= Aim of the exercise =
Go through the records and copy each line where the word "reader" occurs.

Collection entries

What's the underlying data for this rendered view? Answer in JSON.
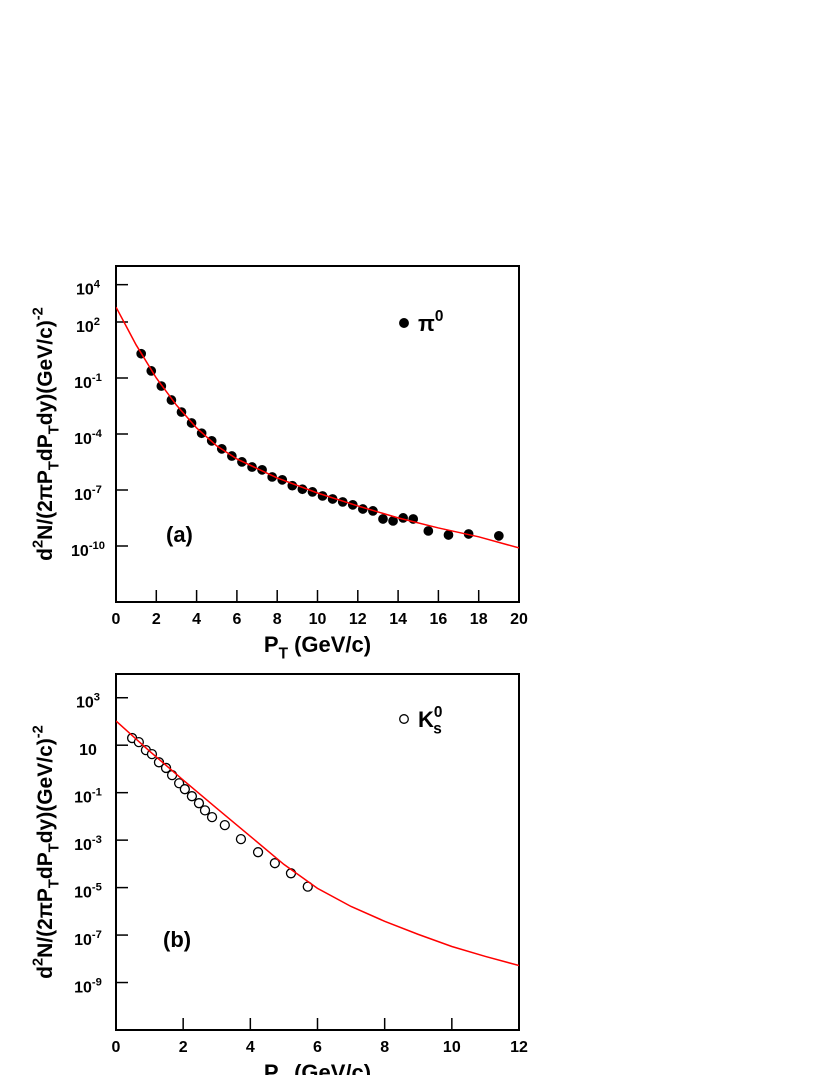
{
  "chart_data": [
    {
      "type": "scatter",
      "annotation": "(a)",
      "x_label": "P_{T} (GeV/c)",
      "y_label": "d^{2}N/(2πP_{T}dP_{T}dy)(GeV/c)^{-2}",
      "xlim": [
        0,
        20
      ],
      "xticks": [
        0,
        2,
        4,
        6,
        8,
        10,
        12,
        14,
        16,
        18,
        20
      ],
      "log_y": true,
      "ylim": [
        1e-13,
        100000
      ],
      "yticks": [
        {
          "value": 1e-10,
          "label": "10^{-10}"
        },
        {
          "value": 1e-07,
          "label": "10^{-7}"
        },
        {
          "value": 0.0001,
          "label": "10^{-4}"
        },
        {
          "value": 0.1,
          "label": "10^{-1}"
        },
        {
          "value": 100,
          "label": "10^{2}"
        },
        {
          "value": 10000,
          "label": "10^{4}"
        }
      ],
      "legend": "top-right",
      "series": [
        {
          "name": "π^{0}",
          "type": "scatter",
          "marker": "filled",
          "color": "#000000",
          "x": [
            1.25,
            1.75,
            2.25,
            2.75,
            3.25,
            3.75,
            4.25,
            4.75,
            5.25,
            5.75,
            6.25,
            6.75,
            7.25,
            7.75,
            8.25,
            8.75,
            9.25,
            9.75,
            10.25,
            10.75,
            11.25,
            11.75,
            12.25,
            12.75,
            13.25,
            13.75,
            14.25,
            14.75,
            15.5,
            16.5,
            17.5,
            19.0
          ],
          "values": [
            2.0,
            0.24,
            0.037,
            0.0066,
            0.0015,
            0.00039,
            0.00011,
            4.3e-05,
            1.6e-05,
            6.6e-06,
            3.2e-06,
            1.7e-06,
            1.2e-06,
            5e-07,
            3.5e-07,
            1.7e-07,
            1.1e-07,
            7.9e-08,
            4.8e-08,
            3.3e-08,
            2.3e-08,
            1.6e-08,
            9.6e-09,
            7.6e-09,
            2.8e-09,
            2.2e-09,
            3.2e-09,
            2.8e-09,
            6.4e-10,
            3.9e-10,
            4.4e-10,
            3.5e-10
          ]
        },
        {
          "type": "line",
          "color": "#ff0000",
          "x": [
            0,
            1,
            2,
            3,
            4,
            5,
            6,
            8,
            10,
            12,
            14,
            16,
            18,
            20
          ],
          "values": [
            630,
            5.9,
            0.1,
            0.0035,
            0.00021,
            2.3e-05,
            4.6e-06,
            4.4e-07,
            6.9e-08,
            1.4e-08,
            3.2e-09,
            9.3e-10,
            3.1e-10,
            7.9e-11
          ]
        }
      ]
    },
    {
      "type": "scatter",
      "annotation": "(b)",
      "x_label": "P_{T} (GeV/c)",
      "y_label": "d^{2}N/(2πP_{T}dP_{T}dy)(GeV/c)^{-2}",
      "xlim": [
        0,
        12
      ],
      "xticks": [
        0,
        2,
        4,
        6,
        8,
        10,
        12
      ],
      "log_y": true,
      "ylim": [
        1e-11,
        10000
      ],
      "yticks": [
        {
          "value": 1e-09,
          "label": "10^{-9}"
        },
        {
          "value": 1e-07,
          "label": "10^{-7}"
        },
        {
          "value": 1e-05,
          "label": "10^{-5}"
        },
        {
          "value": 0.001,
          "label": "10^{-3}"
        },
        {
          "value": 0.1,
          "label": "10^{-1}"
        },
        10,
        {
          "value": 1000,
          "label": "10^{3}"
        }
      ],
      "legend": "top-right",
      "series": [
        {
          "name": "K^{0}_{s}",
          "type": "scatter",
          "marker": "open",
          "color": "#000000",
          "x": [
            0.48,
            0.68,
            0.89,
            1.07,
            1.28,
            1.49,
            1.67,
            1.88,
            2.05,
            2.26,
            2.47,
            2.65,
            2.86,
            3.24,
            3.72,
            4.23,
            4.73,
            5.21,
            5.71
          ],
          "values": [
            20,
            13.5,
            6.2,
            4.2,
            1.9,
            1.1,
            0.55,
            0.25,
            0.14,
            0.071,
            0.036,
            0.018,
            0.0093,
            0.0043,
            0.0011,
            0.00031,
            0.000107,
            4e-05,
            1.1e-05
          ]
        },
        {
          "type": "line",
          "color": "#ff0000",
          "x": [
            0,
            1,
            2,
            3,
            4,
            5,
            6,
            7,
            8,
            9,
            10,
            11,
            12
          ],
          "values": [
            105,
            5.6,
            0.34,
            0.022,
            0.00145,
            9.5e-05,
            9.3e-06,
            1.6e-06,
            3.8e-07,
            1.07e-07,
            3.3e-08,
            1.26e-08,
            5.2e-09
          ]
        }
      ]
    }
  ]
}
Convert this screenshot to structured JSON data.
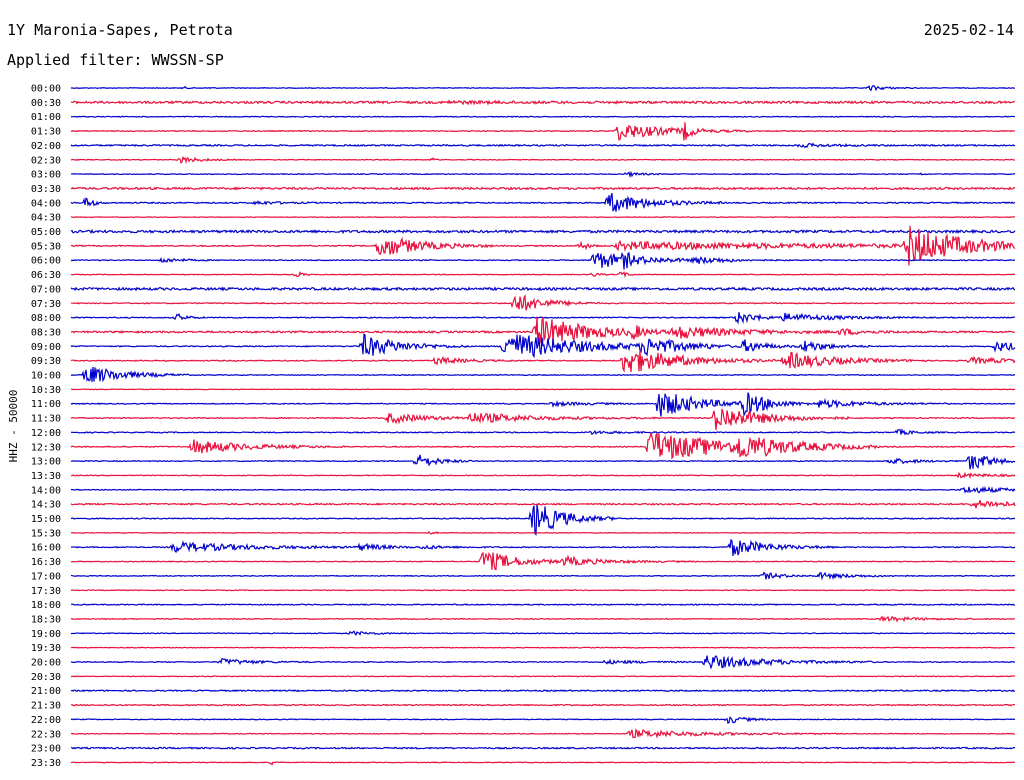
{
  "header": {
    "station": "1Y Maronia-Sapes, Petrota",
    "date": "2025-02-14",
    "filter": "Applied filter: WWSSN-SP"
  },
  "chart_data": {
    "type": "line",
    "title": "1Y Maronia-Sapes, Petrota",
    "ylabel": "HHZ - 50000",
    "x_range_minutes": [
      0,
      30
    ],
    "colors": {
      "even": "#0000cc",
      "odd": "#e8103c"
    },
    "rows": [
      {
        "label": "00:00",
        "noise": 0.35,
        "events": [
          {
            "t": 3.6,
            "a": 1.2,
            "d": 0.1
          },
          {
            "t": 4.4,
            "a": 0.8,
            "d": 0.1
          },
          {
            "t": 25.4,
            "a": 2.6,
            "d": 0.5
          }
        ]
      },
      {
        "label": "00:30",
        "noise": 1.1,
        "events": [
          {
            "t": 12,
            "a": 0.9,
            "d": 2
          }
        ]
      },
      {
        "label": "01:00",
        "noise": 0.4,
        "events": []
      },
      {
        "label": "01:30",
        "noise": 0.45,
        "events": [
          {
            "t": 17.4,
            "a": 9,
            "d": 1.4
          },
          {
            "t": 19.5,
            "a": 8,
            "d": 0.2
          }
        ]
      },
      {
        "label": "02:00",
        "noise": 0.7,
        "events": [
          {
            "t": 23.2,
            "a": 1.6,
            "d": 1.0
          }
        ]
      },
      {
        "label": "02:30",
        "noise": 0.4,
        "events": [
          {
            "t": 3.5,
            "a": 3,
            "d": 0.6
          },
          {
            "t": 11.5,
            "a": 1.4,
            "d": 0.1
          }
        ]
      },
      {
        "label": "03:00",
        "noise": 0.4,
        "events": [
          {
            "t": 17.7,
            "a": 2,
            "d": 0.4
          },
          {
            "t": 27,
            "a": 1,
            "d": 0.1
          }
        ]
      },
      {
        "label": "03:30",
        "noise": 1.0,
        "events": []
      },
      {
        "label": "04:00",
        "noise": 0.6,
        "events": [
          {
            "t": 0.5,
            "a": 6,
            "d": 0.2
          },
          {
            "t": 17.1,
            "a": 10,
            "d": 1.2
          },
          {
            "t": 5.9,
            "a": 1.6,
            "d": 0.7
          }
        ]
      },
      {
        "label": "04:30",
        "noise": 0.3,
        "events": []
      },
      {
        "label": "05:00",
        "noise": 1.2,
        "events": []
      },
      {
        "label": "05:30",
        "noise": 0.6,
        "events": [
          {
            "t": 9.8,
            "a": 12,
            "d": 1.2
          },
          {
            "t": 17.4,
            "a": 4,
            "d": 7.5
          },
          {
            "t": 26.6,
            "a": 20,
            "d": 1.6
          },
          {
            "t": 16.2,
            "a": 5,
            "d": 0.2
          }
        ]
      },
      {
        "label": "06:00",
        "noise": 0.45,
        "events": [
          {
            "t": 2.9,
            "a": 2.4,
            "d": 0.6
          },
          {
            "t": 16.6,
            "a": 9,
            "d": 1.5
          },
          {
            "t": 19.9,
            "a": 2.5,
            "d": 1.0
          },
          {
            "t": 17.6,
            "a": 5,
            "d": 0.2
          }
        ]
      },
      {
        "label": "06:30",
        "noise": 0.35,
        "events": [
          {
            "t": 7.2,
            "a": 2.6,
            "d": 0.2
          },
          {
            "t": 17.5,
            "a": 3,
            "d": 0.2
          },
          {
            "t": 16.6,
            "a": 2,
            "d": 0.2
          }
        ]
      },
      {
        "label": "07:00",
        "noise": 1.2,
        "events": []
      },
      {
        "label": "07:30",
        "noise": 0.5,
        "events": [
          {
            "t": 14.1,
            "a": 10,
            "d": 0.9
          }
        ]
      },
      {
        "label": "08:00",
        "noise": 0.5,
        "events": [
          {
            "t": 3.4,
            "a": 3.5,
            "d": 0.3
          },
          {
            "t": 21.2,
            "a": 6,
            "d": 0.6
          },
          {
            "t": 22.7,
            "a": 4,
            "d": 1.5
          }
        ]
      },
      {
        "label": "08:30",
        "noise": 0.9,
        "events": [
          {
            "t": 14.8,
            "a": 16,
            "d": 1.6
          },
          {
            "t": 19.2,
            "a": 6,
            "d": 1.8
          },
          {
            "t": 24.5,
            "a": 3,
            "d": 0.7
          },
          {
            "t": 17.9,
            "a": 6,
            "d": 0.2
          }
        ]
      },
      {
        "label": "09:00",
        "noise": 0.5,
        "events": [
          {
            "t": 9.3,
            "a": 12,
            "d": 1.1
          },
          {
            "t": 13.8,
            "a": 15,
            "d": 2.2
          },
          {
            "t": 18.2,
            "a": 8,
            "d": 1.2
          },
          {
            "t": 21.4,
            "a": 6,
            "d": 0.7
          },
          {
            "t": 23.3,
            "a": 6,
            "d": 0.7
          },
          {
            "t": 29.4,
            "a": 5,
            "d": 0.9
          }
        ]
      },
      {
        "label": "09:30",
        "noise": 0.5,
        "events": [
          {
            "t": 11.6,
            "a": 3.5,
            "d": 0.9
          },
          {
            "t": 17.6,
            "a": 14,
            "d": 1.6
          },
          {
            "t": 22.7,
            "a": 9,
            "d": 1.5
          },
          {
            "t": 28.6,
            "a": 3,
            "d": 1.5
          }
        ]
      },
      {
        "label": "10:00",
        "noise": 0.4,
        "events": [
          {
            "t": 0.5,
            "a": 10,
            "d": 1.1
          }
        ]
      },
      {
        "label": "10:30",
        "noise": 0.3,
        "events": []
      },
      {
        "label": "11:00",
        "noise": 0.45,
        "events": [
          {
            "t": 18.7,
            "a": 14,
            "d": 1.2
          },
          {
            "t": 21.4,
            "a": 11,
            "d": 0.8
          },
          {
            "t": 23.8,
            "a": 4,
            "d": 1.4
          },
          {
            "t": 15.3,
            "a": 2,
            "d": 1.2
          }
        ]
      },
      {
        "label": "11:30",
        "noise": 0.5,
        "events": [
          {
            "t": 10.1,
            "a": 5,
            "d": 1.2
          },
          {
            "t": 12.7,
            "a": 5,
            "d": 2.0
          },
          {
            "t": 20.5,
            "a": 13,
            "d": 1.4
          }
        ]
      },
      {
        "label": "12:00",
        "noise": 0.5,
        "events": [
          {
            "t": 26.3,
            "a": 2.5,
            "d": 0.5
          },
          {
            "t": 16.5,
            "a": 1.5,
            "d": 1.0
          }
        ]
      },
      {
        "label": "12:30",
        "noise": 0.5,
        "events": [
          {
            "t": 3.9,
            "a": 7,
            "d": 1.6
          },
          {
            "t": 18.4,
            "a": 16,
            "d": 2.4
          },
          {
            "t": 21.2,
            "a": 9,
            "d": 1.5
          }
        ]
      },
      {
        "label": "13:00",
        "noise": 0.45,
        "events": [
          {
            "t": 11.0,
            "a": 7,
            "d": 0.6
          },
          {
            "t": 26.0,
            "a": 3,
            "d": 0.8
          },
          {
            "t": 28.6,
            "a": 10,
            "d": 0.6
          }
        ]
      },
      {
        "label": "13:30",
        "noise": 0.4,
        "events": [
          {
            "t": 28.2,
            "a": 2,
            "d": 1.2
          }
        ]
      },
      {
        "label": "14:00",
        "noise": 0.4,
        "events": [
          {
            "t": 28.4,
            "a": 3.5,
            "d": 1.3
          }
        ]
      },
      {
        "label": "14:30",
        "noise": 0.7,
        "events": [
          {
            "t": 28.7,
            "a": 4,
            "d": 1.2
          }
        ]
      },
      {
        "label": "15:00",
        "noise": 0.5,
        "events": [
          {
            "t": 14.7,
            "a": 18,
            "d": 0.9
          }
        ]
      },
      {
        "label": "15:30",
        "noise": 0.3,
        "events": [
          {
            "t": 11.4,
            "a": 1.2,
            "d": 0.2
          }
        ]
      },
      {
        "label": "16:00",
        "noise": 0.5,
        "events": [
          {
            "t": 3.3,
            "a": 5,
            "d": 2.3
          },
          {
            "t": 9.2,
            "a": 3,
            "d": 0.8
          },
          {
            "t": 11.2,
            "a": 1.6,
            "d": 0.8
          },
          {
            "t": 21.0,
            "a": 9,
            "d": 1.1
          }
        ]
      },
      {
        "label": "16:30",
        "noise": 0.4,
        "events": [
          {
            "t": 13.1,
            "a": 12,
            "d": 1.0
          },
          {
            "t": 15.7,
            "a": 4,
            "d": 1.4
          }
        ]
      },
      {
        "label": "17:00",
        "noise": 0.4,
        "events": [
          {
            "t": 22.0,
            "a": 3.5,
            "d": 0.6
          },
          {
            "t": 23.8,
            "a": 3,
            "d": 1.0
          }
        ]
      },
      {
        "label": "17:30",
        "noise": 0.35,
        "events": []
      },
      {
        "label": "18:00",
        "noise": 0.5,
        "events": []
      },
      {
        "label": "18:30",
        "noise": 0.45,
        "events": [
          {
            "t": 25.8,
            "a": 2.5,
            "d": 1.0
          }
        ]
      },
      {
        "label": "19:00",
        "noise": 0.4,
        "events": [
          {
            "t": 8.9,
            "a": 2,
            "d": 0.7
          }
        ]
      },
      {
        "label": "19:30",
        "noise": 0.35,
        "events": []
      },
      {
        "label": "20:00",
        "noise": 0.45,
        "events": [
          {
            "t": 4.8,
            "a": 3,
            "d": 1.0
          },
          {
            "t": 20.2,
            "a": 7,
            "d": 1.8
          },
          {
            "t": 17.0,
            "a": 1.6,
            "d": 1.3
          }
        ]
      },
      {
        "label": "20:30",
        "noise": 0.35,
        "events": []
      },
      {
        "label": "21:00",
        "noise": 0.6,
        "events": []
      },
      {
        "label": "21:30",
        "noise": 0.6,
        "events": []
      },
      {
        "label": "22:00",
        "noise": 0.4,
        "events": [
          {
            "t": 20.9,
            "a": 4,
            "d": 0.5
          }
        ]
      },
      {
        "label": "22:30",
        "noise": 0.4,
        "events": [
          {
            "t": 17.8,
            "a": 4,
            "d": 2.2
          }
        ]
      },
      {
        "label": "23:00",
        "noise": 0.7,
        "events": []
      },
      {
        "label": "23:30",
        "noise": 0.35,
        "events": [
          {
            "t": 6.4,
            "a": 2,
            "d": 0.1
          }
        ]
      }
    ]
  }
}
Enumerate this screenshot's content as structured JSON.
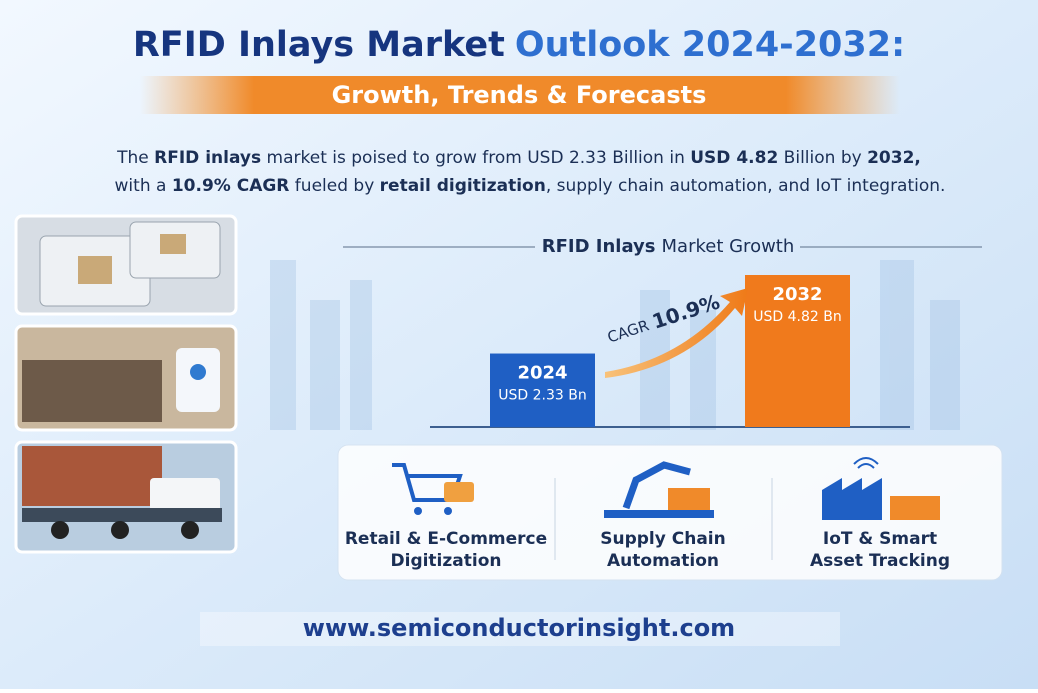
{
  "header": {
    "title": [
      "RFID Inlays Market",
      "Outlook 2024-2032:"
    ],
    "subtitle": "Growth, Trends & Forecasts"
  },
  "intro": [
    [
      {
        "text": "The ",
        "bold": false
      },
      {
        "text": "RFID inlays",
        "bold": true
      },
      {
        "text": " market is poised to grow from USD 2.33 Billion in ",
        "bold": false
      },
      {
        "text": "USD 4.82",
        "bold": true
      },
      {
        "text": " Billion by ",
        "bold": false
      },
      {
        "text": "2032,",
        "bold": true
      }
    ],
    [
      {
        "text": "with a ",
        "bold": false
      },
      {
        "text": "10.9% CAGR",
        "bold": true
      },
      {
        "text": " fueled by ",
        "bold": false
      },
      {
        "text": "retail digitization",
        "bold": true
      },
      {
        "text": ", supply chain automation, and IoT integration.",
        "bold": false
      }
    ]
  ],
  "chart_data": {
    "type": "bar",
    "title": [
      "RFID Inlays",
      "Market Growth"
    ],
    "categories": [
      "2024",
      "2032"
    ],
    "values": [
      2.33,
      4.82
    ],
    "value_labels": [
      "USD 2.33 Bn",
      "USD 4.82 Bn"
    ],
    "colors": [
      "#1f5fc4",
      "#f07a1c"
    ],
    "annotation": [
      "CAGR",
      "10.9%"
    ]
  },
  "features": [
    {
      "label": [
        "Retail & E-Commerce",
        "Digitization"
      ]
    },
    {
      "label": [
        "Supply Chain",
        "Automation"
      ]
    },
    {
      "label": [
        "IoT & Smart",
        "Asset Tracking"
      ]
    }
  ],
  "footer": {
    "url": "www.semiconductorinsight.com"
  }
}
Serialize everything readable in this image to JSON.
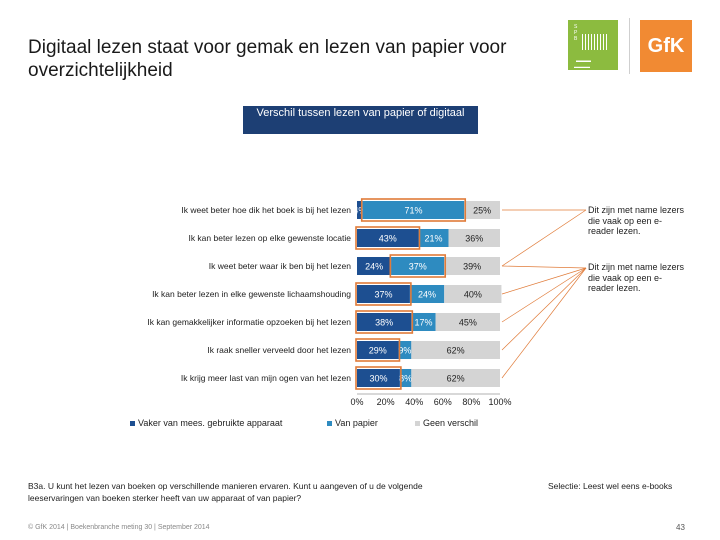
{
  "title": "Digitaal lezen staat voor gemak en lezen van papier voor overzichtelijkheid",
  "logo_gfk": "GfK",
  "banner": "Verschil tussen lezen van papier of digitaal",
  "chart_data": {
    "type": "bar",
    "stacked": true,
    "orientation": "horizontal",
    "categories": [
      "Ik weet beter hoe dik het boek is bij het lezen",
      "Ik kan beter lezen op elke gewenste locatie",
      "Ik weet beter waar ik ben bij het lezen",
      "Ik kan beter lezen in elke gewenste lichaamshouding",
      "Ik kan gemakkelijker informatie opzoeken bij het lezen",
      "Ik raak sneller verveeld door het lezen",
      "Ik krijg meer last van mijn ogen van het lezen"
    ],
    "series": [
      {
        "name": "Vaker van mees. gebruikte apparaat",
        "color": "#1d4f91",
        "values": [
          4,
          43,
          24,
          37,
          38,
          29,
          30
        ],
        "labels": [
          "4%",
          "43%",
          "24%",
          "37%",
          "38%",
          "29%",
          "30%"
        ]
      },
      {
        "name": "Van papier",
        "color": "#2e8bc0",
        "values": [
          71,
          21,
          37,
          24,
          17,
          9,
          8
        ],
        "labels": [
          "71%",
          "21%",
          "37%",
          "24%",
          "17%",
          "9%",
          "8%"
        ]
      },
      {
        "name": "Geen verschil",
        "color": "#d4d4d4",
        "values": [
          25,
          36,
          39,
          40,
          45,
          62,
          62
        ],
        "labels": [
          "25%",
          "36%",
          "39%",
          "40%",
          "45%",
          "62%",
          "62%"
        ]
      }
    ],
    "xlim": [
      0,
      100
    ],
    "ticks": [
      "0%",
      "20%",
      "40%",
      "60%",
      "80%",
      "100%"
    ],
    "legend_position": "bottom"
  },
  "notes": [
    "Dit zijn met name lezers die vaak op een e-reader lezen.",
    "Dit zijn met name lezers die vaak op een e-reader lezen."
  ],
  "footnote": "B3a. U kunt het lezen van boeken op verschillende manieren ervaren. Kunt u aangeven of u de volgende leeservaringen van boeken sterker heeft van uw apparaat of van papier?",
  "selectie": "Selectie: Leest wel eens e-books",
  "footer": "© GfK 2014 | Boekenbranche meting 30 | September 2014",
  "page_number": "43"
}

= Finished task =
    "Dit zijn met name lezers die vaak op een e-reader lezen.",
    "Dit zijn met name lezers die vaak op een e-reader lezen."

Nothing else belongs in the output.